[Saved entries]
=====

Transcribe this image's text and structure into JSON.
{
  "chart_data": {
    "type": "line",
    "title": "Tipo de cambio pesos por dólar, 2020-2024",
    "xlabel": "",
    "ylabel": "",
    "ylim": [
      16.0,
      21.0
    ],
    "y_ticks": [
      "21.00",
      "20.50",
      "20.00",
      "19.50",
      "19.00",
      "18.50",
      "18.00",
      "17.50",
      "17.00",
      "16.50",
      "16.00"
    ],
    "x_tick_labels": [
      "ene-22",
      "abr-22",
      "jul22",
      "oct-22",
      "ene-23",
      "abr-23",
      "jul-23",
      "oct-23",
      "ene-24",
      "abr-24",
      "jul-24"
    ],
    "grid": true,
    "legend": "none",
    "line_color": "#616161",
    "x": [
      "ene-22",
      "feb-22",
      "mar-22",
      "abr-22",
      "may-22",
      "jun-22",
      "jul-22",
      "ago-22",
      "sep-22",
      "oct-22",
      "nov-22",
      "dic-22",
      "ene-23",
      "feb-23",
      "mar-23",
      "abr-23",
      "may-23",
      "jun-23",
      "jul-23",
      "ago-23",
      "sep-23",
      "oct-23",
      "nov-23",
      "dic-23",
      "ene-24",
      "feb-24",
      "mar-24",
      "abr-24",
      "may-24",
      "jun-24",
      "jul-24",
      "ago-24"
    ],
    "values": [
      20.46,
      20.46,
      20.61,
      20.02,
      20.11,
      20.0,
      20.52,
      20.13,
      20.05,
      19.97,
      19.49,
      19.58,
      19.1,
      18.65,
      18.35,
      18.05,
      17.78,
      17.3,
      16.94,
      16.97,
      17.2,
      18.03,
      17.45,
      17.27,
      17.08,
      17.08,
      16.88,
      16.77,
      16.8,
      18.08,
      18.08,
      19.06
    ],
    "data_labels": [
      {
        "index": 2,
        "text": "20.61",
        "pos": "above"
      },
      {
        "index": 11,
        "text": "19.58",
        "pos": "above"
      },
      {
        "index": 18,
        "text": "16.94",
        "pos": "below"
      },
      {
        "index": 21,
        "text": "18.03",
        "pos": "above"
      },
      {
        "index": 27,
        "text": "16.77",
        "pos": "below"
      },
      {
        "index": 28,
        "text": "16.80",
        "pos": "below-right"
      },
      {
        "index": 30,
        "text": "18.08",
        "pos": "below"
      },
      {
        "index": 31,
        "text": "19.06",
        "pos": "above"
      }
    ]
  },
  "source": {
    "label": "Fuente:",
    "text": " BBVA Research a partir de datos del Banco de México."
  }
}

=====

REQUIRED WORK: Write out the complete set of records exactly as given.

EXERCISE SOLUTION:
Transcribe this image's text and structure into JSON.
{
  "chart_data": {
    "type": "line",
    "title": "Tipo de cambio pesos por dólar, 2020-2024",
    "xlabel": "",
    "ylabel": "",
    "ylim": [
      16.0,
      21.0
    ],
    "y_ticks": [
      "21.00",
      "20.50",
      "20.00",
      "19.50",
      "19.00",
      "18.50",
      "18.00",
      "17.50",
      "17.00",
      "16.50",
      "16.00"
    ],
    "x_tick_labels": [
      "ene-22",
      "abr-22",
      "jul22",
      "oct-22",
      "ene-23",
      "abr-23",
      "jul-23",
      "oct-23",
      "ene-24",
      "abr-24",
      "jul-24"
    ],
    "grid": true,
    "legend": "none",
    "line_color": "#616161",
    "x": [
      "ene-22",
      "feb-22",
      "mar-22",
      "abr-22",
      "may-22",
      "jun-22",
      "jul-22",
      "ago-22",
      "sep-22",
      "oct-22",
      "nov-22",
      "dic-22",
      "ene-23",
      "feb-23",
      "mar-23",
      "abr-23",
      "may-23",
      "jun-23",
      "jul-23",
      "ago-23",
      "sep-23",
      "oct-23",
      "nov-23",
      "dic-23",
      "ene-24",
      "feb-24",
      "mar-24",
      "abr-24",
      "may-24",
      "jun-24",
      "jul-24",
      "ago-24"
    ],
    "values": [
      20.46,
      20.46,
      20.61,
      20.02,
      20.11,
      20.0,
      20.52,
      20.13,
      20.05,
      19.97,
      19.49,
      19.58,
      19.1,
      18.65,
      18.35,
      18.05,
      17.78,
      17.3,
      16.94,
      16.97,
      17.2,
      18.03,
      17.45,
      17.27,
      17.08,
      17.08,
      16.88,
      16.77,
      16.8,
      18.08,
      18.08,
      19.06
    ],
    "data_labels": [
      {
        "index": 2,
        "text": "20.61",
        "pos": "above"
      },
      {
        "index": 11,
        "text": "19.58",
        "pos": "above"
      },
      {
        "index": 18,
        "text": "16.94",
        "pos": "below"
      },
      {
        "index": 21,
        "text": "18.03",
        "pos": "above"
      },
      {
        "index": 27,
        "text": "16.77",
        "pos": "below"
      },
      {
        "index": 28,
        "text": "16.80",
        "pos": "below-right"
      },
      {
        "index": 30,
        "text": "18.08",
        "pos": "below"
      },
      {
        "index": 31,
        "text": "19.06",
        "pos": "above"
      }
    ]
  },
  "source": {
    "label": "Fuente:",
    "text": " BBVA Research a partir de datos del Banco de México."
  }
}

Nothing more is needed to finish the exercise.